- PASSAGE PROVIDED:
━━━

At 06:39 you made an animation of unsubscribing '^^
Haha! I think you are right, we will have to fix it for future videos. Thanks!
I'll do what it says.
Just kidding, love ya content
do you like Hainan?
Loved it.
I mean, if you already play video games, what not just play games in Japanese? There are loads of Japanese content in video game format that is very reading and/or listening intensive.
I often do play games in Japanese. I won't choose the games I play based on how they will help me with language learning though. I prioritize playing the games I want to play the most nowadays, since I am more than 5 years past my hard-core language learning days haha.
I play games that are from Japan in Japanese, but I won't change a game that wasn't from Japan to Japanese just for language gains. I prefer playing games in their original language. I tried GTA-V in Japanese for a bit some years back, and let's just say it didn't work out.
@@MigakuOfficial fair enough. Playing video games in Spanish has been massive for my learning so I try to throw it out there whenever I can.
Side question: when teaching yourself programming, do you stick to English language resources?
@@evanfont913 Yes, I used English strictly to learn programming. The resources are simply better.
@@MigakuOfficial good to know. I’ve been trying to force studying programming through Spanish but it’s just not worth the effort trying to find decent materials. Relieved to hear someone else feels the same way haha.
Learning a language is going to take a lot of effort...
I somewhat learned English through playing videogames and nothing else. One day I somehow decided that I should also learn Japanese because it would be very cool and why not.
Intuitively I knew that traditional methods don't work at all and I should use 'immersion' and just acquire the language as I did it with English. With google I quickly found language learning communities.

━━━

- EXERCISE 1:
Answer these questions about the comment thread, one line each:
(a) At what time in the video did a commenter say an animation of unsubscribing appeared?
(b) Which game did the channel try playing in Japanese some years back?
(c) In which language did the channel learn programming?
- EXERCISE 2: Reproduce the part of the comment thread starting with "I often do play" and going on through "are simply better.", word for word.
- EXERCISE 3: Write the next part of the comment thread, picking up after its final sentence.

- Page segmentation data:

━━━

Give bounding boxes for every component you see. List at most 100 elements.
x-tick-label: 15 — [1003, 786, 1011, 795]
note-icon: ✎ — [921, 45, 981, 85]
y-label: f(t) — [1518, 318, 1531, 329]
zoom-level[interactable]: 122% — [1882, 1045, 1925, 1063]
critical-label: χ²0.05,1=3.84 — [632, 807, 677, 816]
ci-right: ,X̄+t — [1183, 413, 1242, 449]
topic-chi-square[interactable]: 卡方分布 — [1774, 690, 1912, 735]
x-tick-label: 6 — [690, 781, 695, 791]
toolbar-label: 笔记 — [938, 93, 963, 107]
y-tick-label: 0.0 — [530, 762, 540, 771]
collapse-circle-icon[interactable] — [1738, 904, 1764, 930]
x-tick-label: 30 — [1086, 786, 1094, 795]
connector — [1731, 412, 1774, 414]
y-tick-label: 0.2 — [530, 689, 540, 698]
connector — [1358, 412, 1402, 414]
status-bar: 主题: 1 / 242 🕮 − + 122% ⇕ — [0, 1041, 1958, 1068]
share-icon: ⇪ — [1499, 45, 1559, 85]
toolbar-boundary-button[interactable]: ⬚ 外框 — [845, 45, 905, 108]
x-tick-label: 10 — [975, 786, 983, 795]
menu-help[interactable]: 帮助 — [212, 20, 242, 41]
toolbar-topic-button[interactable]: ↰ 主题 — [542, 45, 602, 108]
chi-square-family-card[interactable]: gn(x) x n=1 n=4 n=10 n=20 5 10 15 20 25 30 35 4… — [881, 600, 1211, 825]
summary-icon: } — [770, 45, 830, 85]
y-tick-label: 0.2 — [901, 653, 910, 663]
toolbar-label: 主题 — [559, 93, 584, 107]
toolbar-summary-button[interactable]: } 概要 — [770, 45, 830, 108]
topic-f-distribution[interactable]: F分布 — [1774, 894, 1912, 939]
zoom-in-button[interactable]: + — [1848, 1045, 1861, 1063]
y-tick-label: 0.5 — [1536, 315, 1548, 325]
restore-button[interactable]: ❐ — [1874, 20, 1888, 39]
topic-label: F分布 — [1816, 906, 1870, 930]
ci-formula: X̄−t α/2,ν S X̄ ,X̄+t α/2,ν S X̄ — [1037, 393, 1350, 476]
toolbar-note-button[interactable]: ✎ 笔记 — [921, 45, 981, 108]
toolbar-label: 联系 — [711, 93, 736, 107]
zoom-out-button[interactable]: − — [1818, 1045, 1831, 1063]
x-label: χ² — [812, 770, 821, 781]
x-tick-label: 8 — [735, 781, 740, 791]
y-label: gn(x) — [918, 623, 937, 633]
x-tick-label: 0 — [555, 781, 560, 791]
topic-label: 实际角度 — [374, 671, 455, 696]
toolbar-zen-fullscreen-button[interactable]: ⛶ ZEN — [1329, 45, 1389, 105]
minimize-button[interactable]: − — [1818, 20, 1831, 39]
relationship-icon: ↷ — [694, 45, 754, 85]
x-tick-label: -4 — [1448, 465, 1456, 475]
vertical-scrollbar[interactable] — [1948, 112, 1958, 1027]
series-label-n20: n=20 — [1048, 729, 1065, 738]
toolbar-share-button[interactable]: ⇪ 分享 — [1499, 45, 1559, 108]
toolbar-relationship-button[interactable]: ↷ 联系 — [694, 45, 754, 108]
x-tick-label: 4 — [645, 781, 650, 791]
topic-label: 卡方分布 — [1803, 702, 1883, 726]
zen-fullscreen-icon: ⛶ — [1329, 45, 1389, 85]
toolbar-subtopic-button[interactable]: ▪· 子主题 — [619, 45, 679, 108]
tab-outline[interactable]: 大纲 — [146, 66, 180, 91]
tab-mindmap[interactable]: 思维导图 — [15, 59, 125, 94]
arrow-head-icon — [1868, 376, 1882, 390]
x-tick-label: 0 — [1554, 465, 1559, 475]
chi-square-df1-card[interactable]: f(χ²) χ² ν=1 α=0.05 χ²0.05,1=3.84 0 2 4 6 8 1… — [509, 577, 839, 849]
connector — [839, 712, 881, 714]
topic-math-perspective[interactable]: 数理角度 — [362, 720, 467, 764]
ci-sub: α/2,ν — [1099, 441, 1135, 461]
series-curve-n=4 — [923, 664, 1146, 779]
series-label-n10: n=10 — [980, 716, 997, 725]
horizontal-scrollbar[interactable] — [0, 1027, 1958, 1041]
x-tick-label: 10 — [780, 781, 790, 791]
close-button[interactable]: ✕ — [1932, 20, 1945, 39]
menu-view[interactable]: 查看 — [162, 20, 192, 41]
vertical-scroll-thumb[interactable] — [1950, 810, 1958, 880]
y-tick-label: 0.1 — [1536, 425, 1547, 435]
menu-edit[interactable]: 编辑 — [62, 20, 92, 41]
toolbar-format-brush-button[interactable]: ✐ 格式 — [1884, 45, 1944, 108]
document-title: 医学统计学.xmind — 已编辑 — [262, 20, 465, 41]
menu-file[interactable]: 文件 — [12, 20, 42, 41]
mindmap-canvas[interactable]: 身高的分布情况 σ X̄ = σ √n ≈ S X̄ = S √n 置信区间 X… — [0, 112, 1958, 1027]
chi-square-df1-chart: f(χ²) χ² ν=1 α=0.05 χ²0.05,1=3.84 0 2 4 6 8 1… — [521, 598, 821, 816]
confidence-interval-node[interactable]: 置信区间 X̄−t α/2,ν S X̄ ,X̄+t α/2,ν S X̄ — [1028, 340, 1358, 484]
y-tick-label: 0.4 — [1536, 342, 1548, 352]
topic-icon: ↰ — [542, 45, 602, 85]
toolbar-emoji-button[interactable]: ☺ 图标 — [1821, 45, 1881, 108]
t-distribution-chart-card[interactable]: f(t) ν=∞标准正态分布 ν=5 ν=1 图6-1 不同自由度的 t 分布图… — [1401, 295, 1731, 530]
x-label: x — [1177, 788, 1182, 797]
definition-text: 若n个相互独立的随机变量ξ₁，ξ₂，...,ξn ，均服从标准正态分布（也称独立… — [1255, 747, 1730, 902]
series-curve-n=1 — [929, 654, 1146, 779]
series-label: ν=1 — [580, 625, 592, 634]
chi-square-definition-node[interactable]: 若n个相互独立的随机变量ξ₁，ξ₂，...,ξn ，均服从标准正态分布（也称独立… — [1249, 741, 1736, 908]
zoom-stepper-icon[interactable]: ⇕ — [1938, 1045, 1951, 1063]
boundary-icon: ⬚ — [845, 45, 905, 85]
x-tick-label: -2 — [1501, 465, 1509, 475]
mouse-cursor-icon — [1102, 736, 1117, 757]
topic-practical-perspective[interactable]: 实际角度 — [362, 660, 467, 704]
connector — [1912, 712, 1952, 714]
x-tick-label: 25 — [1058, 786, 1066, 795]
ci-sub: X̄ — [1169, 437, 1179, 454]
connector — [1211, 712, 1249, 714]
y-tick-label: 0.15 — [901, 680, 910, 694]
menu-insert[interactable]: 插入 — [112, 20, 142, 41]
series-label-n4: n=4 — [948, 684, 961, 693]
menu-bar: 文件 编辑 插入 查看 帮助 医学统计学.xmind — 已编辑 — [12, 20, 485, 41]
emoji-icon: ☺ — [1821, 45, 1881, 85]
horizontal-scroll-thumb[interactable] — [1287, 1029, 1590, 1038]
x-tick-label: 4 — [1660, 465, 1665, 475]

━━━

- YOUR RESPONSE 1:
(a) 06:39
(b) GTA-V
(c) English

- YOUR RESPONSE 2:
I often do play games in Japanese. I won't choose the games I play based on how they will help me with language learning though. I prioritize playing the games I want to play the most nowadays, since I am more than 5 years past my hard-core language learning days haha.
I play games that are from Japan in Japanese, but I won't change a game that wasn't from Japan to Japanese just for language gains. I prefer playing games in their original language. I tried GTA-V in Japanese for a bit some years back, and let's just say it didn't work out.
@@MigakuOfficial fair enough. Playing video games in Spanish has been massive for my learning so I try to throw it out there whenever I can.
Side question: when teaching yourself programming, do you stick to English language resources?
@@evanfont913 Yes, I used English strictly to learn programming. The resources are simply better.

- YOUR RESPONSE 3:
And after more than a year I still pretty much suck. My Anki deck has more than 9k cards with sentences from anime and books, I have completed the Japanese course in Duolingo and all the achievement, I bought and completed Lingodeer, I have 6k words memorized in Clozemaster.
If I knew that it would be this way I wouldn't have started. Still it was probably time spent better than playing WoW or something.
how many hours a day did u immerse?
@@basedgodben 2-3 hours of watching or reading and 2-5 hours of studying.
@SV I understand that. I thought for some reason I could do it much, much faster.
@Marwan Lee
It depends on what I'm watching or reading. A simple show like K-On or Kinmoza I can understand almost completely, I feel like. I have no problem reading NHK Easy News. There are youtubers I got used to. Teasing Master Takagi-san I struggle with but I still kinda understand everything. But shows like, say, Spice and Wolf I can't really understand, to a point I don't even know what's going on sometimes.
I can't read fiction books without a dictionary and google.
@Marwan Lee
The thing with SRS and stuff like Lingodeer is that I can do it when I'm at work without getting fired, also it's addictive, feels like there's progress.